**Brief**
Please swap "category-label" for "party-label" in the items, starting with the line that contains "bar-afd: [375, 412, 493, 622]" and going on through the line that contains "bar-spd: [212, 441, 331, 622]". Return only those lines, with nothing else changed.

**Supplied data**
━━━

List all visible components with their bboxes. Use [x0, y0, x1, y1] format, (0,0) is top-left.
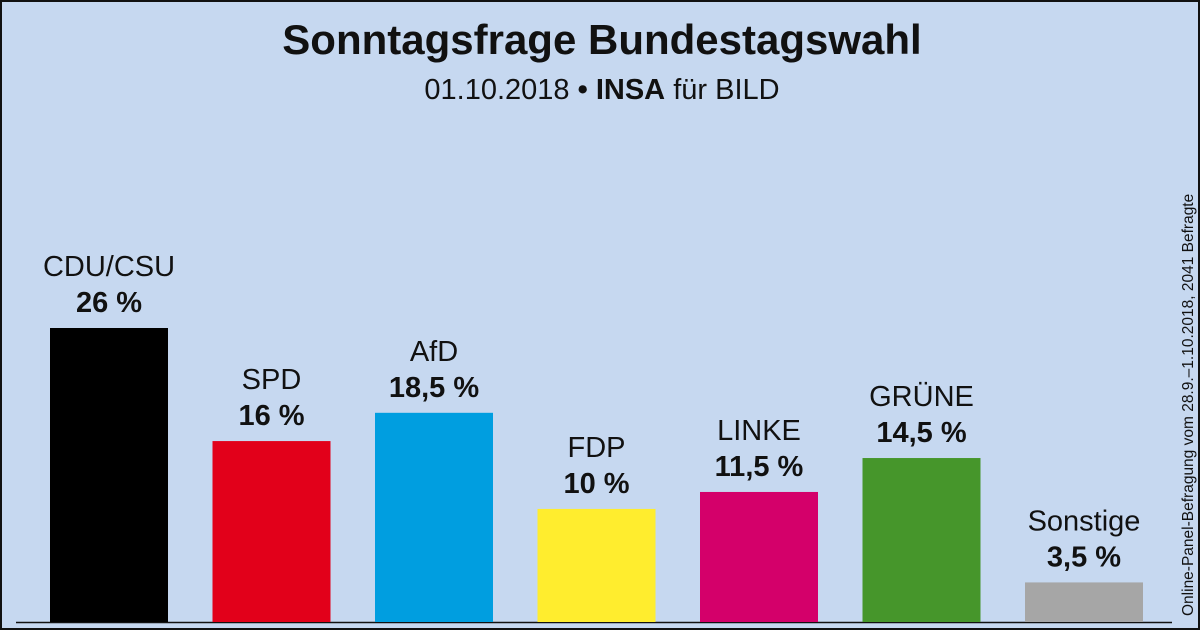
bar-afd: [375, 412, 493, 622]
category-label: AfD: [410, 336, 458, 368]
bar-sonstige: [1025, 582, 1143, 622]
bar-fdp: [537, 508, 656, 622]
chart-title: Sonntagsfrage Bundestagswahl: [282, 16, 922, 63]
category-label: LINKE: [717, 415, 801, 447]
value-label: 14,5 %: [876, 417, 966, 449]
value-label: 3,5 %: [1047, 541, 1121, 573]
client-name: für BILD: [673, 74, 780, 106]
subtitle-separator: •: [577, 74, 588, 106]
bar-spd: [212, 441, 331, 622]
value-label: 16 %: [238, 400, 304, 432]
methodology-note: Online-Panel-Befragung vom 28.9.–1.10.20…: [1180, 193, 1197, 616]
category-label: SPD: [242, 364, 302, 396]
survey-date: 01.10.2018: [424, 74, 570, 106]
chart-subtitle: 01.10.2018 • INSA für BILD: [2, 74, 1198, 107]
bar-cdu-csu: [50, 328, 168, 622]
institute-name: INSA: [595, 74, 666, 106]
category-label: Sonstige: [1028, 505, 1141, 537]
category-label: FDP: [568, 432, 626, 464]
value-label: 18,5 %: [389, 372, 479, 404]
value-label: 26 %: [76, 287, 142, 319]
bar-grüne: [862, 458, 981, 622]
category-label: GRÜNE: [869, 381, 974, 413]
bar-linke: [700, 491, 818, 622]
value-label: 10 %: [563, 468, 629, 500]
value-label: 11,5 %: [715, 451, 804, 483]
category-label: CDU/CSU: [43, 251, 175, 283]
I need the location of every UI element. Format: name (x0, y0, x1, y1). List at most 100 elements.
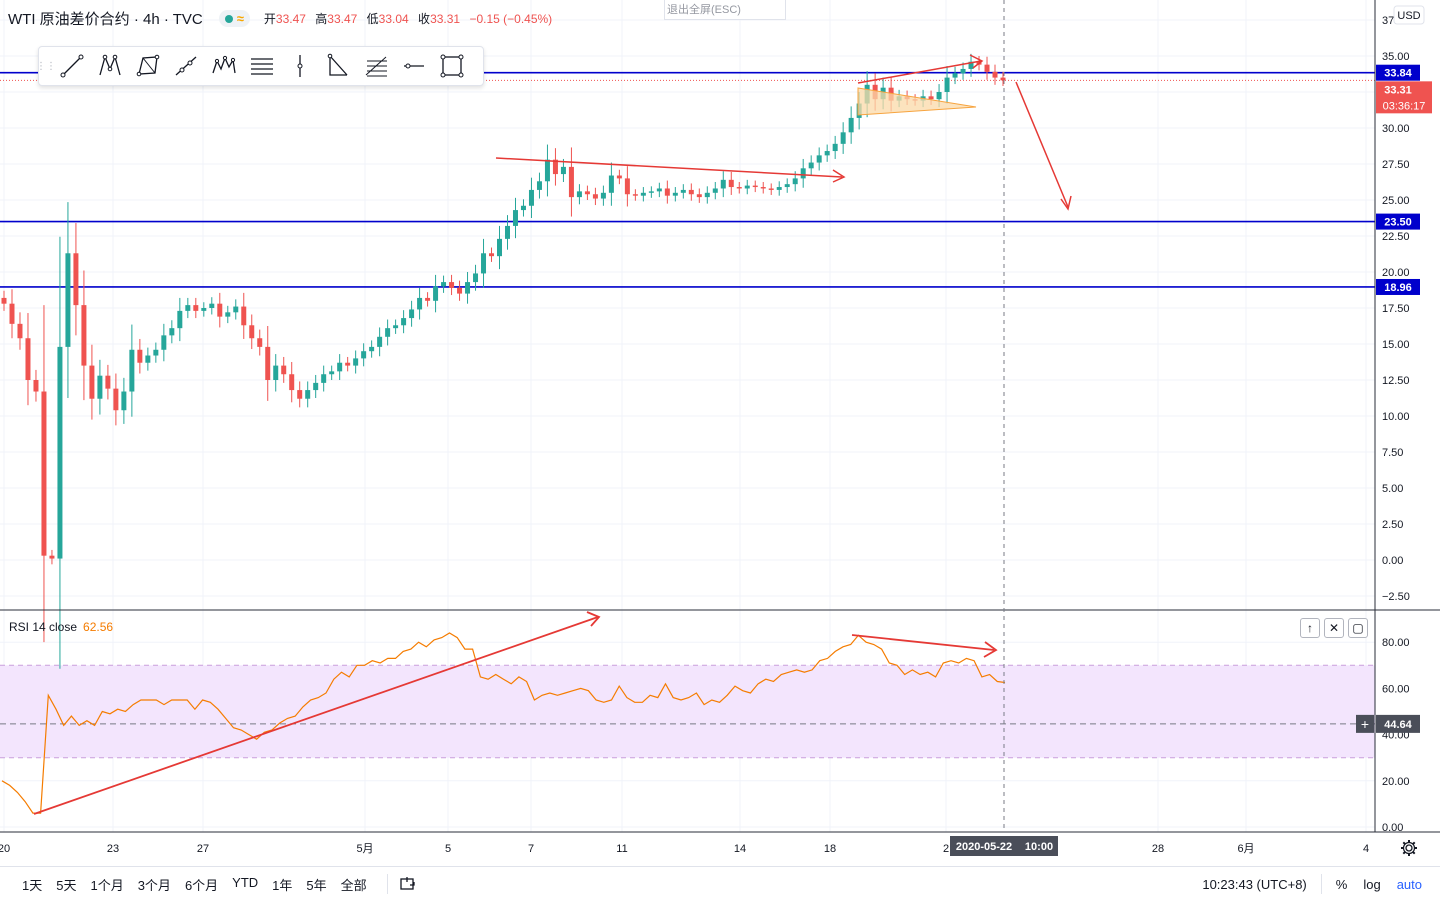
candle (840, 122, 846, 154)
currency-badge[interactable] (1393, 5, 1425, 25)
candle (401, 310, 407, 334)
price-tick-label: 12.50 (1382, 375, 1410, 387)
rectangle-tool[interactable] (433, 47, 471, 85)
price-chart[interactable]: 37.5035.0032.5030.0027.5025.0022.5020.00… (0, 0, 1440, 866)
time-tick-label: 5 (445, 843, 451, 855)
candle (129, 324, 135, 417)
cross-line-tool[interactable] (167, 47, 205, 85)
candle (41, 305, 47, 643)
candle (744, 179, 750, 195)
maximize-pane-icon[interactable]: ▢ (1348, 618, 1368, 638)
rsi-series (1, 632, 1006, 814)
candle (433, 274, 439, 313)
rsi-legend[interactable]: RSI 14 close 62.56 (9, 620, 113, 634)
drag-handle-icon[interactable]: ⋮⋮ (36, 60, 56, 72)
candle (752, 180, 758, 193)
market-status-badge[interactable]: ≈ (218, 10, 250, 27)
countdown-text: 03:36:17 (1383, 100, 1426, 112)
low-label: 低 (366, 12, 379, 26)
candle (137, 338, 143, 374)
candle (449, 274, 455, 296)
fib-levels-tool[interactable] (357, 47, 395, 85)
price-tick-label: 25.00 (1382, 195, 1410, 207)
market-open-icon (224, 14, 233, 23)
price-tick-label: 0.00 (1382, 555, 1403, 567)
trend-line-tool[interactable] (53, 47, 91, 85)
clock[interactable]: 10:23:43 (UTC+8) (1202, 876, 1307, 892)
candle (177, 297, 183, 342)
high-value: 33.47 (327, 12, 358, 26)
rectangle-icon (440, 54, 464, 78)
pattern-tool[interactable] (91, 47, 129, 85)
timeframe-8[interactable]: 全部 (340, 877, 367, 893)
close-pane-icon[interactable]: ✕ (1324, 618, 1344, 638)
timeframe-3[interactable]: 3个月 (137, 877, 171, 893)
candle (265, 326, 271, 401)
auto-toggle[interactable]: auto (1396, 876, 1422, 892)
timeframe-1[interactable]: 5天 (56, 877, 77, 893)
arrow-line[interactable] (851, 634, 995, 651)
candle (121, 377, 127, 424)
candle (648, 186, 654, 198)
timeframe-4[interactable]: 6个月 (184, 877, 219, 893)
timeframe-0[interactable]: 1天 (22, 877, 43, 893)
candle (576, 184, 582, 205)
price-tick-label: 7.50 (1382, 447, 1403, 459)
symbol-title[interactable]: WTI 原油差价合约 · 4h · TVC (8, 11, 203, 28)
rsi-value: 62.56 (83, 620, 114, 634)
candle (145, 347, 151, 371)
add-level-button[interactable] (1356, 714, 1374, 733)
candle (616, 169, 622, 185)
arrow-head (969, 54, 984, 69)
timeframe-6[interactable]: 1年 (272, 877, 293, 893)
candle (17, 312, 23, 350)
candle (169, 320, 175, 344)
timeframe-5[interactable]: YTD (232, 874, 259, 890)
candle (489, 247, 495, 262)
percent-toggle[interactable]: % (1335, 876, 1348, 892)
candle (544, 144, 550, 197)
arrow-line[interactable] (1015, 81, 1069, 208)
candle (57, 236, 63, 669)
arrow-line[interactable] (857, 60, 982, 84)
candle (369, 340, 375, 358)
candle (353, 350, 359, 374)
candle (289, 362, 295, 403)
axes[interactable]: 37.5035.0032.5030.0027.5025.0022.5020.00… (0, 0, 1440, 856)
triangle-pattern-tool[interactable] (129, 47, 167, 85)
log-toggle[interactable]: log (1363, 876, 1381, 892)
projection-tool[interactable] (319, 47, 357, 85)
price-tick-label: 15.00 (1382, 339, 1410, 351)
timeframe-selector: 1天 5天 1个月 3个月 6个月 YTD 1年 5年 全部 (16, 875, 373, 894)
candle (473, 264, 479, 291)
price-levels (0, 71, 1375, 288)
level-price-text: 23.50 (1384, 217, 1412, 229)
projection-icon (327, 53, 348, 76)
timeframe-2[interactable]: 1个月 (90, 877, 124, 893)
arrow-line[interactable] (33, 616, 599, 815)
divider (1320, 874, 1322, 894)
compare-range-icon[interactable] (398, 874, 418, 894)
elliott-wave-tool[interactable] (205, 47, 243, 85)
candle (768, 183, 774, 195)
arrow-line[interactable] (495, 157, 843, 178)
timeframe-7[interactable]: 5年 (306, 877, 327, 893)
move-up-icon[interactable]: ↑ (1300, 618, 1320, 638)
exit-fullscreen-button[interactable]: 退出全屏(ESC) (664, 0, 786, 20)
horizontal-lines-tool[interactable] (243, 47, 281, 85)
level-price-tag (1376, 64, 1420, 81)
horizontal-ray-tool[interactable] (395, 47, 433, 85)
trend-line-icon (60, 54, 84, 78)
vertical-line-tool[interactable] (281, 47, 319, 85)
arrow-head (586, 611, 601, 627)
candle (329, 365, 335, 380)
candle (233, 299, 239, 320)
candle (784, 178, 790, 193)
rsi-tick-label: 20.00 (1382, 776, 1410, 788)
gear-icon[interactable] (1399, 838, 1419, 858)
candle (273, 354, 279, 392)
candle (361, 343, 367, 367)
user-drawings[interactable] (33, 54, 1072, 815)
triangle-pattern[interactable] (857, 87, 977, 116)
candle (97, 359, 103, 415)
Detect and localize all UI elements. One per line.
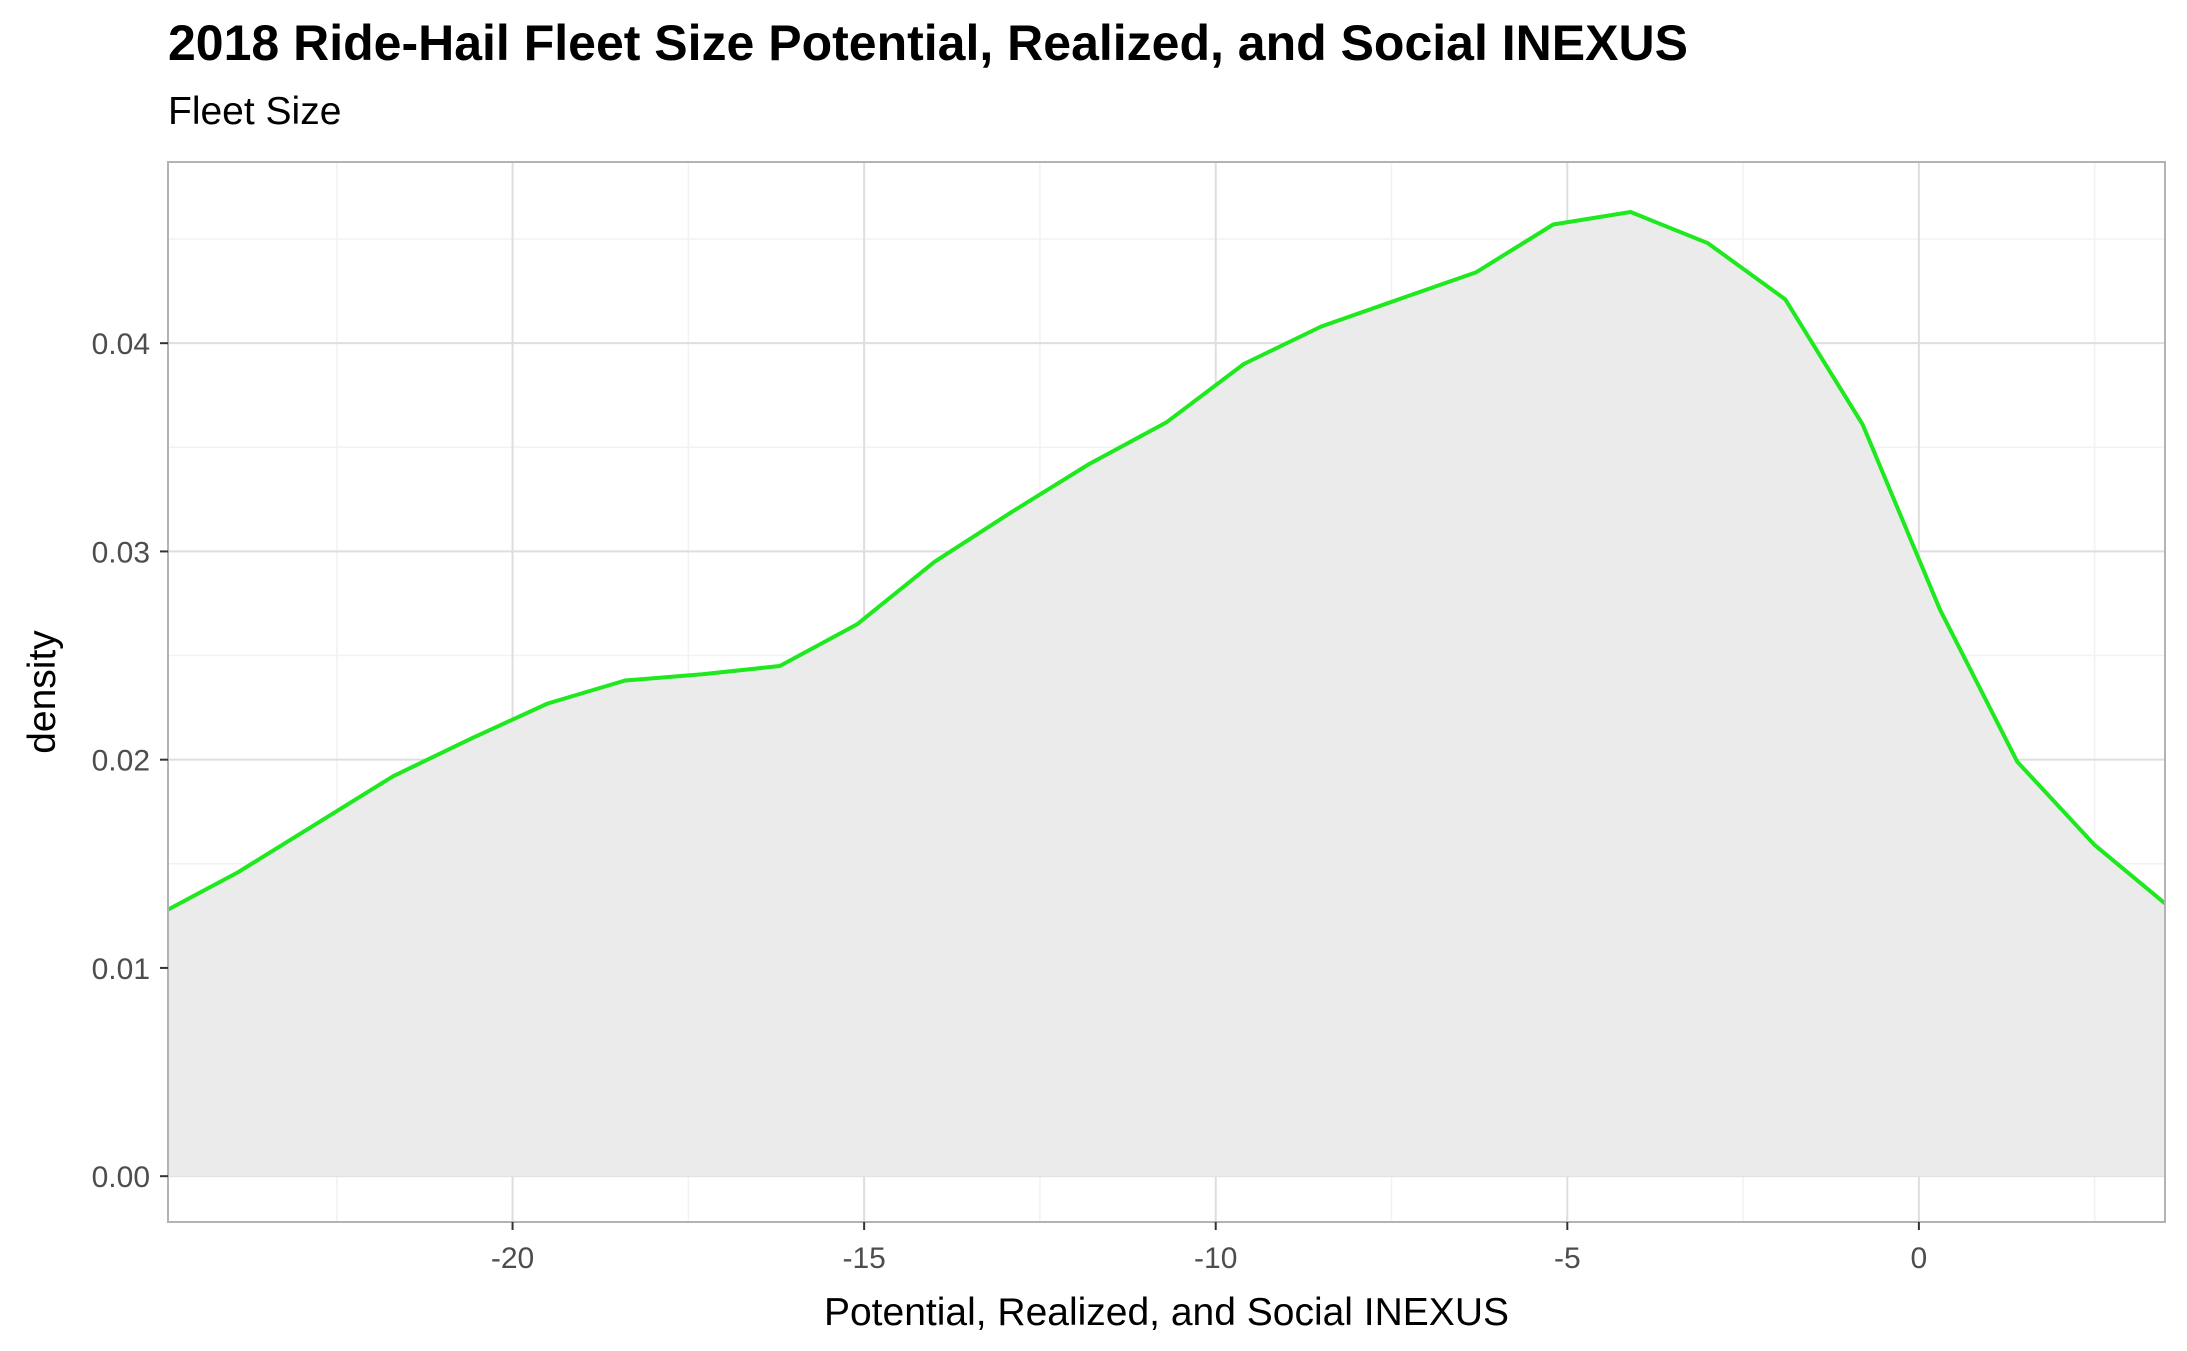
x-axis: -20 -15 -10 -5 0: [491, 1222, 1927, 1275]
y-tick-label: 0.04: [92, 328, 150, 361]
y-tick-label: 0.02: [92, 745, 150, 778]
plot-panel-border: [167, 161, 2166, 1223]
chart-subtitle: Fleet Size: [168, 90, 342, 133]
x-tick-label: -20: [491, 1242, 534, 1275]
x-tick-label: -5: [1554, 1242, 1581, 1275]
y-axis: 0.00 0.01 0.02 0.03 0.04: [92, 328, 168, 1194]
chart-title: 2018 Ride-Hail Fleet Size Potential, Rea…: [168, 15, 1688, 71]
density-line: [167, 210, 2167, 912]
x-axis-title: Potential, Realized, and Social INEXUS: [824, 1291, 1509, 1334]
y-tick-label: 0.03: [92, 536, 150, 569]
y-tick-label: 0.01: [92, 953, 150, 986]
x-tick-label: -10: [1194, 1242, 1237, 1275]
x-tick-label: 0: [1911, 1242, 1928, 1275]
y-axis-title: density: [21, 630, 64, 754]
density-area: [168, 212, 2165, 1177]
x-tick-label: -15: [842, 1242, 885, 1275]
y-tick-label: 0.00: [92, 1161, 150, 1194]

━━━

**Written answer**
bar-afd: [375, 412, 493, 622]
party-label: AfD: [410, 336, 458, 368]
bar-sonstige: [1025, 582, 1143, 622]
bar-fdp: [537, 508, 656, 622]
chart-title: Sonntagsfrage Bundestagswahl: [282, 16, 922, 63]
party-label: LINKE: [717, 415, 801, 447]
value-label: 14,5 %: [876, 417, 966, 449]
value-label: 3,5 %: [1047, 541, 1121, 573]
client-name: für BILD: [673, 74, 780, 106]
subtitle-separator: •: [577, 74, 588, 106]
bar-spd: [212, 441, 331, 622]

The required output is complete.